Stored dataset items:
- - - - -
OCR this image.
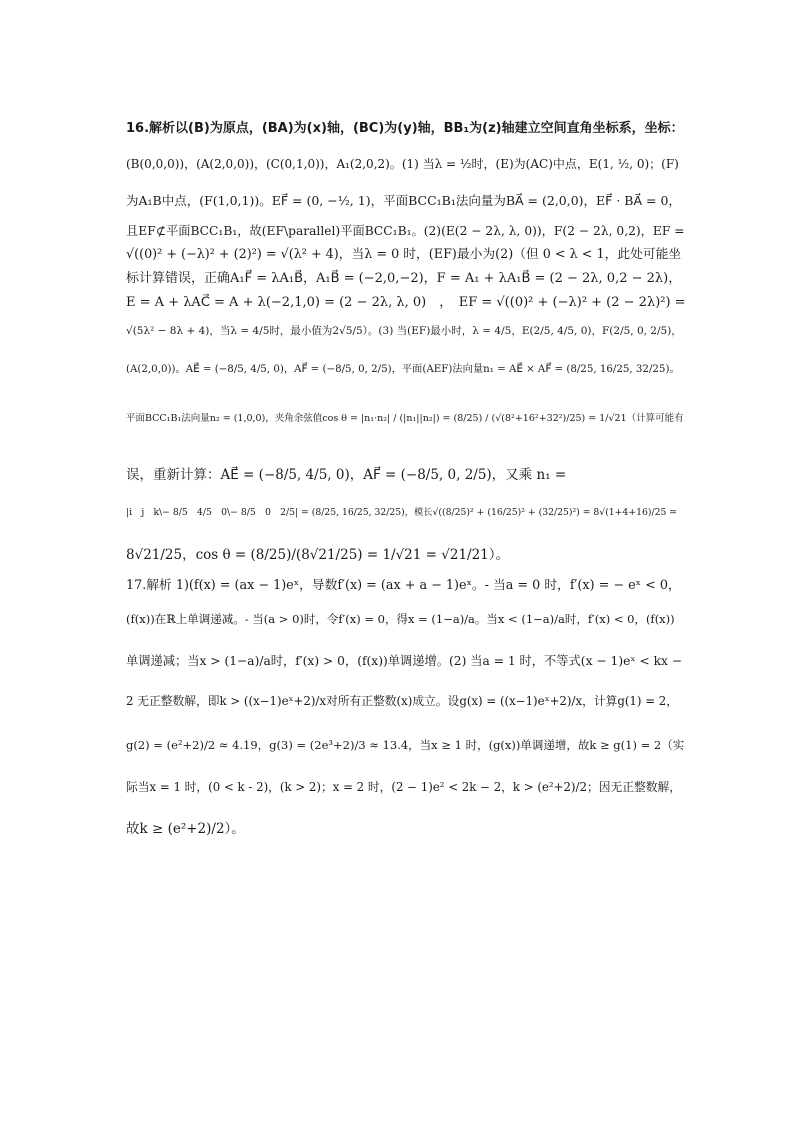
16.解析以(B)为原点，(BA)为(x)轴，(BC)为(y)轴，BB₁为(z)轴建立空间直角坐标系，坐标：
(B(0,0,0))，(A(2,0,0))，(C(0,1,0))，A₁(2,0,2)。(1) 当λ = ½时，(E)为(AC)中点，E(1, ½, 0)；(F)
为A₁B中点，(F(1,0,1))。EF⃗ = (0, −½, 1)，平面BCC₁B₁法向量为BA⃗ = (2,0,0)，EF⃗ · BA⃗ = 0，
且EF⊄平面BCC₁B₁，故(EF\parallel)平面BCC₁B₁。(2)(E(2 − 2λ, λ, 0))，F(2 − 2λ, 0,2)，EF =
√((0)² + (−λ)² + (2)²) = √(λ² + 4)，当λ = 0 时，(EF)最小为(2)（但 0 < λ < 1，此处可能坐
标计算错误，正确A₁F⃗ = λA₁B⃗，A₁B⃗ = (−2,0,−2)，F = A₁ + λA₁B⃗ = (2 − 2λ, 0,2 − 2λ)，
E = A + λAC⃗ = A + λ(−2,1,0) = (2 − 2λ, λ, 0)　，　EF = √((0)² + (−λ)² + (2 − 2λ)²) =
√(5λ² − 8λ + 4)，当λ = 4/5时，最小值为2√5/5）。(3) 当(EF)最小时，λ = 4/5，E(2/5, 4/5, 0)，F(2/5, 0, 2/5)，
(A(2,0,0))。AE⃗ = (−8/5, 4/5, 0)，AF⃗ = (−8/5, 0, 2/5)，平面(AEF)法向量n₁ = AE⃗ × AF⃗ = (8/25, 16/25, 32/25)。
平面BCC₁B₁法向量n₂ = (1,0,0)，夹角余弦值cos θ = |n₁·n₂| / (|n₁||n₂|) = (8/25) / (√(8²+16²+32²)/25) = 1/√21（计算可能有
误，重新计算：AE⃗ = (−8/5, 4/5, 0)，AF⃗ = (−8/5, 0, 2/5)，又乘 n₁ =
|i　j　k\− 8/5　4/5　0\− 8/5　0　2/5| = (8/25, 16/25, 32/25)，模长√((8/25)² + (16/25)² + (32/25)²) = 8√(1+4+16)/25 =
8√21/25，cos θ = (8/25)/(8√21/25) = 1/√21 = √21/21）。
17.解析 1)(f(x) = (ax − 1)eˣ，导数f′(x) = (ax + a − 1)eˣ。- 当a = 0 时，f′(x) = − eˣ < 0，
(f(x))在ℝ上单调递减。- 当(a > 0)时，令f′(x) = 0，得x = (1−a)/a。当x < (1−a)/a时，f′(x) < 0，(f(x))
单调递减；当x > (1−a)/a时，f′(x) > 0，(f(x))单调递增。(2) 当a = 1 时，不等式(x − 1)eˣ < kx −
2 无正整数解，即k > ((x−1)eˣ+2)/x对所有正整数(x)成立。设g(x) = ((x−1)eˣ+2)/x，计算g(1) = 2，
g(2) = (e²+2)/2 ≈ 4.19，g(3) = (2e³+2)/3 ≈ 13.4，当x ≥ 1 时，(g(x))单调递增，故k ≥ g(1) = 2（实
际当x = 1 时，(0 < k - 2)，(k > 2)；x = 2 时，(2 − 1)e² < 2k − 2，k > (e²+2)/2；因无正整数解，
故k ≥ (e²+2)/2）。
- - - - -
#### [Written exercise]
Working from the listing above, pick out every line that has "单调递增" and copy it.

#### [Task solution]
单调递减；当x > (1−a)/a时，f′(x) > 0，(f(x))单调递增。(2) 当a = 1 时，不等式(x − 1)eˣ < kx −
g(2) = (e²+2)/2 ≈ 4.19，g(3) = (2e³+2)/3 ≈ 13.4，当x ≥ 1 时，(g(x))单调递增，故k ≥ g(1) = 2（实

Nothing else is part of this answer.